→ **Directions for this task**: Filter the records for lines holding the string "child".

→ **Input data**:
════

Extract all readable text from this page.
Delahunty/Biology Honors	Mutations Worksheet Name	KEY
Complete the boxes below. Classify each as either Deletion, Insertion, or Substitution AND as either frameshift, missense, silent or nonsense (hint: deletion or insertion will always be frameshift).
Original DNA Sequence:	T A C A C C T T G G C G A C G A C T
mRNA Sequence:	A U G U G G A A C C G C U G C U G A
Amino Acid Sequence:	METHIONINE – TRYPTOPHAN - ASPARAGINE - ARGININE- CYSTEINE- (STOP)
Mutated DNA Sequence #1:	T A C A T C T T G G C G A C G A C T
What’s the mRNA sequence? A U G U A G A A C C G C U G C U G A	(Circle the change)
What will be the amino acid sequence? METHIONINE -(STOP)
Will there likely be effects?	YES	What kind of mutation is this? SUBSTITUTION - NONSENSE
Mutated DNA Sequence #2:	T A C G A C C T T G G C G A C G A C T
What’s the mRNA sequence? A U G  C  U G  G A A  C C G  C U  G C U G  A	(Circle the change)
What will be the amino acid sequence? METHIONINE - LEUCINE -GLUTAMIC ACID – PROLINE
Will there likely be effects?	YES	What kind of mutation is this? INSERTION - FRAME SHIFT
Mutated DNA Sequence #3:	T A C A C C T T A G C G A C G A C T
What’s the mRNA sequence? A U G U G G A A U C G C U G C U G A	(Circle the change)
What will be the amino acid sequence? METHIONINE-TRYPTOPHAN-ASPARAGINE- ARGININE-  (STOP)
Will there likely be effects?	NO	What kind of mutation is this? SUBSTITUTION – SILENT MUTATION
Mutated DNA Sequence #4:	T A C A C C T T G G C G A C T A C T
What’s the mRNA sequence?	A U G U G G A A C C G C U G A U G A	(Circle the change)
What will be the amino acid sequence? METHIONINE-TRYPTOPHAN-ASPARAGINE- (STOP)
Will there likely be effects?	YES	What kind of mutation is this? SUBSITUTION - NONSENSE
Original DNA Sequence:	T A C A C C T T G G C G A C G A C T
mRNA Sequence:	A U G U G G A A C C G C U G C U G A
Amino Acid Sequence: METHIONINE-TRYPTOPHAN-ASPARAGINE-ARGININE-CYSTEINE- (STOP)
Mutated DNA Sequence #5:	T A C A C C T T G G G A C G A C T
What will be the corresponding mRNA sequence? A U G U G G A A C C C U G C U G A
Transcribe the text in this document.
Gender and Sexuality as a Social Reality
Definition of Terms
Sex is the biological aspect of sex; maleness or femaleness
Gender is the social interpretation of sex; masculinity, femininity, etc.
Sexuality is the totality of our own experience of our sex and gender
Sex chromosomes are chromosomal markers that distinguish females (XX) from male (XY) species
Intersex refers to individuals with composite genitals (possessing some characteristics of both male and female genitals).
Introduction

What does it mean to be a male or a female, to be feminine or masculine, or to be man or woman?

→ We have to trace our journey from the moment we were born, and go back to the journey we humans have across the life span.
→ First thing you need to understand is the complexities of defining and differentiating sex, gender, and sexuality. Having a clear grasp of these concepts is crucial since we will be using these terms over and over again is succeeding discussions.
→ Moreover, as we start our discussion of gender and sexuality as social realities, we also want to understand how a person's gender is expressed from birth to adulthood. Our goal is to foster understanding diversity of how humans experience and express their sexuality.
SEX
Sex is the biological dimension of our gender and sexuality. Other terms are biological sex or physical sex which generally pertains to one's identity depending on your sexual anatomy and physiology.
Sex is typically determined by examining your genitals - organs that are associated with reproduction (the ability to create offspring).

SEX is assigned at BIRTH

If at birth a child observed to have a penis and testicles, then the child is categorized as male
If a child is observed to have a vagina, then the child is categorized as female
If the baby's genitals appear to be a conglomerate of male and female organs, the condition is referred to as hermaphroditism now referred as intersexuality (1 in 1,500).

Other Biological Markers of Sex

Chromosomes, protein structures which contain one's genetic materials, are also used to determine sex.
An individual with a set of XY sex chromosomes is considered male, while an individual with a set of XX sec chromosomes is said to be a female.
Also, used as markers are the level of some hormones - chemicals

════

→ **Response**:
If at birth a child observed to have a penis and testicles, then the child is categorized as male
If a child is observed to have a vagina, then the child is categorized as female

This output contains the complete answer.